WRITTEN REQUEST: Transcribe the material verbatim in full; the pictures do not belong in the copy.
>> start GIVEN RECORDS
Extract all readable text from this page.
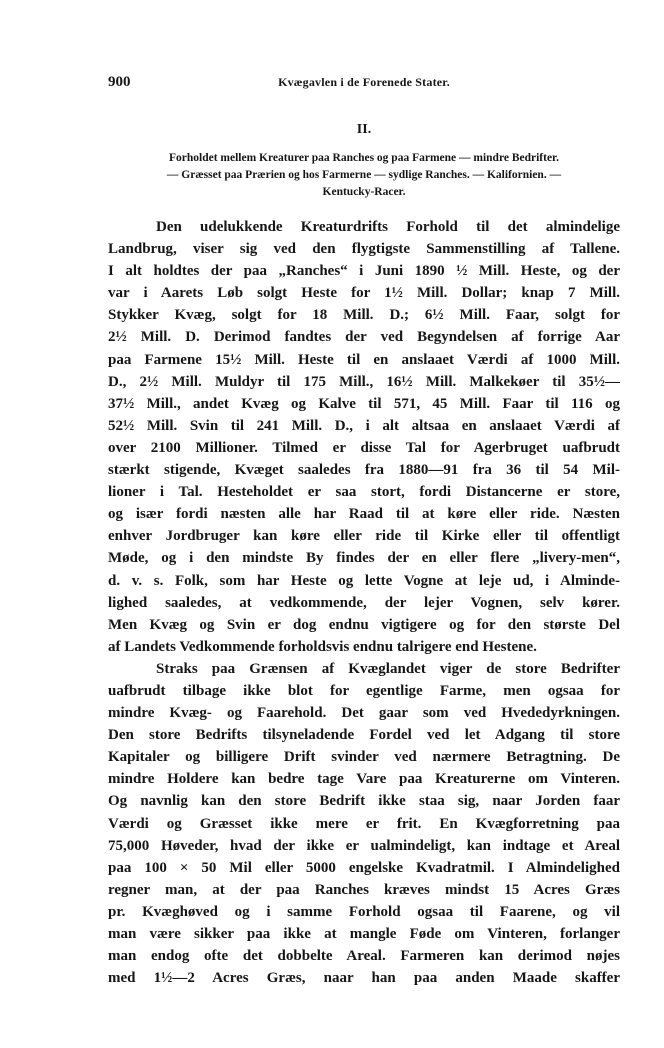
900	Kvægavlen i de Forenede Stater.
II.
Forholdet mellem Kreaturer paa Ranches og paa Farmene — mindre Bedrifter.
— Græsset paa Prærien og hos Farmerne — sydlige Ranches. — Kalifornien. —
Kentucky-Racer.
Den udelukkende Kreaturdrifts Forhold til det almindelige
Landbrug, viser sig ved den flygtigste Sammenstilling af Tallene.
I alt holdtes der paa „Ranches“ i Juni 1890 ½ Mill. Heste, og der
var i Aarets Løb solgt Heste for 1½ Mill. Dollar; knap 7 Mill.
Stykker Kvæg, solgt for 18 Mill. D.; 6½ Mill. Faar, solgt for
2½ Mill. D. Derimod fandtes der ved Begyndelsen af forrige Aar
paa Farmene 15½ Mill. Heste til en anslaaet Værdi af 1000 Mill.
D., 2½ Mill. Muldyr til 175 Mill., 16½ Mill. Malkekøer til 35½—
37½ Mill., andet Kvæg og Kalve til 571, 45 Mill. Faar til 116 og
52½ Mill. Svin til 241 Mill. D., i alt altsaa en anslaaet Værdi af
over 2100 Millioner. Tilmed er disse Tal for Agerbruget uafbrudt
stærkt stigende, Kvæget saaledes fra 1880—91 fra 36 til 54 Mil-
lioner i Tal. Hesteholdet er saa stort, fordi Distancerne er store,
og især fordi næsten alle har Raad til at køre eller ride. Næsten
enhver Jordbruger kan køre eller ride til Kirke eller til offentligt
Møde, og i den mindste By findes der en eller flere „livery-men“,
d. v. s. Folk, som har Heste og lette Vogne at leje ud, i Alminde-
lighed saaledes, at vedkommende, der lejer Vognen, selv kører.
Men Kvæg og Svin er dog endnu vigtigere og for den største Del
af Landets Vedkommende forholdsvis endnu talrigere end Hestene.
Straks paa Grænsen af Kvæglandet viger de store Bedrifter
uafbrudt tilbage ikke blot for egentlige Farme, men ogsaa for
mindre Kvæg- og Faarehold. Det gaar som ved Hvededyrkningen.
Den store Bedrifts tilsyneladende Fordel ved let Adgang til store
Kapitaler og billigere Drift svinder ved nærmere Betragtning. De
mindre Holdere kan bedre tage Vare paa Kreaturerne om Vinteren.
Og navnlig kan den store Bedrift ikke staa sig, naar Jorden faar
Værdi og Græsset ikke mere er frit. En Kvægforretning paa
75,000 Høveder, hvad der ikke er ualmindeligt, kan indtage et Areal
paa 100 × 50 Mil eller 5000 engelske Kvadratmil. I Almindelighed
regner man, at der paa Ranches kræves mindst 15 Acres Græs
pr. Kvæghøved og i samme Forhold ogsaa til Faarene, og vil
man være sikker paa ikke at mangle Føde om Vinteren, forlanger
man endog ofte det dobbelte Areal. Farmeren kan derimod nøjes
med 1½—2 Acres Græs, naar han paa anden Maade skaffer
>> end GIVEN RECORDS
ANSWER TO THIS PROBLEM:
Extract all readable text from this page.
900	Kvægavlen i de Forenede Stater.
II.
Forholdet mellem Kreaturer paa Ranches og paa Farmene — mindre Bedrifter.
— Græsset paa Prærien og hos Farmerne — sydlige Ranches. — Kalifornien. —
Kentucky-Racer.
Den udelukkende Kreaturdrifts Forhold til det almindelige
Landbrug, viser sig ved den flygtigste Sammenstilling af Tallene.
I alt holdtes der paa „Ranches“ i Juni 1890 ½ Mill. Heste, og der
var i Aarets Løb solgt Heste for 1½ Mill. Dollar; knap 7 Mill.
Stykker Kvæg, solgt for 18 Mill. D.; 6½ Mill. Faar, solgt for
2½ Mill. D. Derimod fandtes der ved Begyndelsen af forrige Aar
paa Farmene 15½ Mill. Heste til en anslaaet Værdi af 1000 Mill.
D., 2½ Mill. Muldyr til 175 Mill., 16½ Mill. Malkekøer til 35½—
37½ Mill., andet Kvæg og Kalve til 571, 45 Mill. Faar til 116 og
52½ Mill. Svin til 241 Mill. D., i alt altsaa en anslaaet Værdi af
over 2100 Millioner. Tilmed er disse Tal for Agerbruget uafbrudt
stærkt stigende, Kvæget saaledes fra 1880—91 fra 36 til 54 Mil-
lioner i Tal. Hesteholdet er saa stort, fordi Distancerne er store,
og især fordi næsten alle har Raad til at køre eller ride. Næsten
enhver Jordbruger kan køre eller ride til Kirke eller til offentligt
Møde, og i den mindste By findes der en eller flere „livery-men“,
d. v. s. Folk, som har Heste og lette Vogne at leje ud, i Alminde-
lighed saaledes, at vedkommende, der lejer Vognen, selv kører.
Men Kvæg og Svin er dog endnu vigtigere og for den største Del
af Landets Vedkommende forholdsvis endnu talrigere end Hestene.
Straks paa Grænsen af Kvæglandet viger de store Bedrifter
uafbrudt tilbage ikke blot for egentlige Farme, men ogsaa for
mindre Kvæg- og Faarehold. Det gaar som ved Hvededyrkningen.
Den store Bedrifts tilsyneladende Fordel ved let Adgang til store
Kapitaler og billigere Drift svinder ved nærmere Betragtning. De
mindre Holdere kan bedre tage Vare paa Kreaturerne om Vinteren.
Og navnlig kan den store Bedrift ikke staa sig, naar Jorden faar
Værdi og Græsset ikke mere er frit. En Kvægforretning paa
75,000 Høveder, hvad der ikke er ualmindeligt, kan indtage et Areal
paa 100 × 50 Mil eller 5000 engelske Kvadratmil. I Almindelighed
regner man, at der paa Ranches kræves mindst 15 Acres Græs
pr. Kvæghøved og i samme Forhold ogsaa til Faarene, og vil
man være sikker paa ikke at mangle Føde om Vinteren, forlanger
man endog ofte det dobbelte Areal. Farmeren kan derimod nøjes
med 1½—2 Acres Græs, naar han paa anden Maade skaffer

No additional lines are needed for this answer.